All material below is to be reproduced exactly.

-- Begin Exercise data --

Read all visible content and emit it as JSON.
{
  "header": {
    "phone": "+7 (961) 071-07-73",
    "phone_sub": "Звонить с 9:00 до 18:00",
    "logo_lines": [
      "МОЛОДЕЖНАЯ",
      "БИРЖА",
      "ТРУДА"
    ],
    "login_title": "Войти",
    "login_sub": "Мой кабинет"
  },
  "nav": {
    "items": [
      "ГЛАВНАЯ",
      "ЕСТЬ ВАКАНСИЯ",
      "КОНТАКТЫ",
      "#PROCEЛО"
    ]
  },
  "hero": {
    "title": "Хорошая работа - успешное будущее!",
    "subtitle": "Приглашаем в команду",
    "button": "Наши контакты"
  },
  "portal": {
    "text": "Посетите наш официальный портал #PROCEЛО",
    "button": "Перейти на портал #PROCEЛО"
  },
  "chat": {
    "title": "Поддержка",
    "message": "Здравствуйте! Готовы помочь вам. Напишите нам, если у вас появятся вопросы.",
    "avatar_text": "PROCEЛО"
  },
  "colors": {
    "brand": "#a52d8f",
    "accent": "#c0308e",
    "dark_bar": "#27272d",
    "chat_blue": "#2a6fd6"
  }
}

-- End Exercise data --

### Result below
Read all visible content and emit it as JSON.
{
  "header": {
    "phone": "+7 (961) 071-07-73",
    "phone_sub": "Звонить с 9:00 до 18:00",
    "logo_lines": [
      "МОЛОДЕЖНАЯ",
      "БИРЖА",
      "ТРУДА"
    ],
    "login_title": "Войти",
    "login_sub": "Мой кабинет"
  },
  "nav": {
    "items": [
      "ГЛАВНАЯ",
      "ЕСТЬ ВАКАНСИЯ",
      "КОНТАКТЫ",
      "#PROCEЛО"
    ]
  },
  "hero": {
    "title": "Хорошая работа - успешное будущее!",
    "subtitle": "Приглашаем в команду",
    "button": "Наши контакты"
  },
  "portal": {
    "text": "Посетите наш официальный портал #PROCEЛО",
    "button": "Перейти на портал #PROCEЛО"
  },
  "chat": {
    "title": "Поддержка",
    "message": "Здравствуйте! Готовы помочь вам. Напишите нам, если у вас появятся вопросы.",
    "avatar_text": "PROCEЛО"
  },
  "colors": {
    "brand": "#a52d8f",
    "accent": "#c0308e",
    "dark_bar": "#27272d",
    "chat_blue": "#2a6fd6"
  }
}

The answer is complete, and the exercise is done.